WORK REQUIRED:
Print all entries precisely as they are written.

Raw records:
——————

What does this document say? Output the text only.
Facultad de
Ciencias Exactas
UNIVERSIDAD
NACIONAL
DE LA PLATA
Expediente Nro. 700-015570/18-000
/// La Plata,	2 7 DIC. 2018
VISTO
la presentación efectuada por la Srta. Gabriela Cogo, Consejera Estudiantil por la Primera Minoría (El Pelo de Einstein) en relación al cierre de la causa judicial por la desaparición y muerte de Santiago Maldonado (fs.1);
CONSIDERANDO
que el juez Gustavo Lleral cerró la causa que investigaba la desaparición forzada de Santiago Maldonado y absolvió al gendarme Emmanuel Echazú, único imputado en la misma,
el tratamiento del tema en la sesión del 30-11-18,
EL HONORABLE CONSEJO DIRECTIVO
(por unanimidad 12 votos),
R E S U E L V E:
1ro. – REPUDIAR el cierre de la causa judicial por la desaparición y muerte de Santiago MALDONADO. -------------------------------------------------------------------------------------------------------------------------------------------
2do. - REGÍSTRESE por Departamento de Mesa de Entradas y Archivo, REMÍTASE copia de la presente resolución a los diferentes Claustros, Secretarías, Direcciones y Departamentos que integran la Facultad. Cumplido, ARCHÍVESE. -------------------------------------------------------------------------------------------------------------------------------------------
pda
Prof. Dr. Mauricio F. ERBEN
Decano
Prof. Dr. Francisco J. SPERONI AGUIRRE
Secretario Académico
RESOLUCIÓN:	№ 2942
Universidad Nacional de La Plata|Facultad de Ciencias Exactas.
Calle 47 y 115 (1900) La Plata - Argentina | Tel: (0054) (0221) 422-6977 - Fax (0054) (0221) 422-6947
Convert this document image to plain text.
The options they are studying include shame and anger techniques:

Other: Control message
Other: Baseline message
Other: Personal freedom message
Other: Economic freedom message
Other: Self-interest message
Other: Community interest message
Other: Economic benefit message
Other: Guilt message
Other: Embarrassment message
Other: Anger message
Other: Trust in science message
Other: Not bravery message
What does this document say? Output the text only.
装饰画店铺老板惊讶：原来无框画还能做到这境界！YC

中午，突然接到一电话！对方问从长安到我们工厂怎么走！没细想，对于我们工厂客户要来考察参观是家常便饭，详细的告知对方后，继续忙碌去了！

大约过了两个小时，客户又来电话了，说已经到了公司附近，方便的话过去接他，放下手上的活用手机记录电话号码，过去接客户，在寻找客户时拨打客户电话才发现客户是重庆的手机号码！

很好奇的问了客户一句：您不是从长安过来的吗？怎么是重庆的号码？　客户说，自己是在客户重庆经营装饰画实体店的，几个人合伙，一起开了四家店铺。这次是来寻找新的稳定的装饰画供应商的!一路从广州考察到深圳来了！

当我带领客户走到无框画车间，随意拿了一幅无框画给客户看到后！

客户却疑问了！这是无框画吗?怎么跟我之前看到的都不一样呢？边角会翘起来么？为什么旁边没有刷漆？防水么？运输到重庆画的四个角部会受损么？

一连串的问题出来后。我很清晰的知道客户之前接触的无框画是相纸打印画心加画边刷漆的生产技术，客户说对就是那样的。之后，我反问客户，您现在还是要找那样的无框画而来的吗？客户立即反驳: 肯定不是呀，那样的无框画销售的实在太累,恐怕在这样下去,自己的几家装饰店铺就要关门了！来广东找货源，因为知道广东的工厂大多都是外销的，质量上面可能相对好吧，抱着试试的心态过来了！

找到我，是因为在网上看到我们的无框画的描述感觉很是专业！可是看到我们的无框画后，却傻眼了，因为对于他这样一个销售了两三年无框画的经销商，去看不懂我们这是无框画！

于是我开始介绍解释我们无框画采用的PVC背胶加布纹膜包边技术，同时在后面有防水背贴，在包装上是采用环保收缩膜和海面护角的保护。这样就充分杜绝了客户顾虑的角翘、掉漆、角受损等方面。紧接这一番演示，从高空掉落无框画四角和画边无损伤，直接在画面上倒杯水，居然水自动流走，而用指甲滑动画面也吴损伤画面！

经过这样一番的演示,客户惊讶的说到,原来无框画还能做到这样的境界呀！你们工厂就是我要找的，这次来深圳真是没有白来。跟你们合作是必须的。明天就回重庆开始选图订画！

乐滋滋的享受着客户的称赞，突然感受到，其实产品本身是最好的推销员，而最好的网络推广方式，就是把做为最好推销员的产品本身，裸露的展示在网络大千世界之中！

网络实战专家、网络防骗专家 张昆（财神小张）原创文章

——————

FINISHED EXERCISE:
What does this document say? Output the text only.
Facultad de
Ciencias Exactas
UNIVERSIDAD
NACIONAL
DE LA PLATA
Expediente Nro. 700-015570/18-000
/// La Plata,	2 7 DIC. 2018
VISTO
la presentación efectuada por la Srta. Gabriela Cogo, Consejera Estudiantil por la Primera Minoría (El Pelo de Einstein) en relación al cierre de la causa judicial por la desaparición y muerte de Santiago Maldonado (fs.1);
CONSIDERANDO
que el juez Gustavo Lleral cerró la causa que investigaba la desaparición forzada de Santiago Maldonado y absolvió al gendarme Emmanuel Echazú, único imputado en la misma,
el tratamiento del tema en la sesión del 30-11-18,
EL HONORABLE CONSEJO DIRECTIVO
(por unanimidad 12 votos),
R E S U E L V E:
1ro. – REPUDIAR el cierre de la causa judicial por la desaparición y muerte de Santiago MALDONADO. -------------------------------------------------------------------------------------------------------------------------------------------
2do. - REGÍSTRESE por Departamento de Mesa de Entradas y Archivo, REMÍTASE copia de la presente resolución a los diferentes Claustros, Secretarías, Direcciones y Departamentos que integran la Facultad. Cumplido, ARCHÍVESE. -------------------------------------------------------------------------------------------------------------------------------------------
pda
Prof. Dr. Mauricio F. ERBEN
Decano
Prof. Dr. Francisco J. SPERONI AGUIRRE
Secretario Académico
RESOLUCIÓN:	№ 2942
Universidad Nacional de La Plata|Facultad de Ciencias Exactas.
Calle 47 y 115 (1900) La Plata - Argentina | Tel: (0054) (0221) 422-6977 - Fax (0054) (0221) 422-6947
Convert this document image to plain text.
The options they are studying include shame and anger techniques:

Other: Control message
Other: Baseline message
Other: Personal freedom message
Other: Economic freedom message
Other: Self-interest message
Other: Community interest message
Other: Economic benefit message
Other: Guilt message
Other: Embarrassment message
Other: Anger message
Other: Trust in science message
Other: Not bravery message
What does this document say? Output the text only.
装饰画店铺老板惊讶：原来无框画还能做到这境界！YC

中午，突然接到一电话！对方问从长安到我们工厂怎么走！没细想，对于我们工厂客户要来考察参观是家常便饭，详细的告知对方后，继续忙碌去了！

大约过了两个小时，客户又来电话了，说已经到了公司附近，方便的话过去接他，放下手上的活用手机记录电话号码，过去接客户，在寻找客户时拨打客户电话才发现客户是重庆的手机号码！

很好奇的问了客户一句：您不是从长安过来的吗？怎么是重庆的号码？　客户说，自己是在客户重庆经营装饰画实体店的，几个人合伙，一起开了四家店铺。这次是来寻找新的稳定的装饰画供应商的!一路从广州考察到深圳来了！

当我带领客户走到无框画车间，随意拿了一幅无框画给客户看到后！

客户却疑问了！这是无框画吗?怎么跟我之前看到的都不一样呢？边角会翘起来么？为什么旁边没有刷漆？防水么？运输到重庆画的四个角部会受损么？

一连串的问题出来后。我很清晰的知道客户之前接触的无框画是相纸打印画心加画边刷漆的生产技术，客户说对就是那样的。之后，我反问客户，您现在还是要找那样的无框画而来的吗？客户立即反驳: 肯定不是呀，那样的无框画销售的实在太累,恐怕在这样下去,自己的几家装饰店铺就要关门了！来广东找货源，因为知道广东的工厂大多都是外销的，质量上面可能相对好吧，抱着试试的心态过来了！

找到我，是因为在网上看到我们的无框画的描述感觉很是专业！可是看到我们的无框画后，却傻眼了，因为对于他这样一个销售了两三年无框画的经销商，去看不懂我们这是无框画！

于是我开始介绍解释我们无框画采用的PVC背胶加布纹膜包边技术，同时在后面有防水背贴，在包装上是采用环保收缩膜和海面护角的保护。这样就充分杜绝了客户顾虑的角翘、掉漆、角受损等方面。紧接这一番演示，从高空掉落无框画四角和画边无损伤，直接在画面上倒杯水，居然水自动流走，而用指甲滑动画面也吴损伤画面！

经过这样一番的演示,客户惊讶的说到,原来无框画还能做到这样的境界呀！你们工厂就是我要找的，这次来深圳真是没有白来。跟你们合作是必须的。明天就回重庆开始选图订画！

乐滋滋的享受着客户的称赞，突然感受到，其实产品本身是最好的推销员，而最好的网络推广方式，就是把做为最好推销员的产品本身，裸露的展示在网络大千世界之中！

网络实战专家、网络防骗专家 张昆（财神小张）原创文章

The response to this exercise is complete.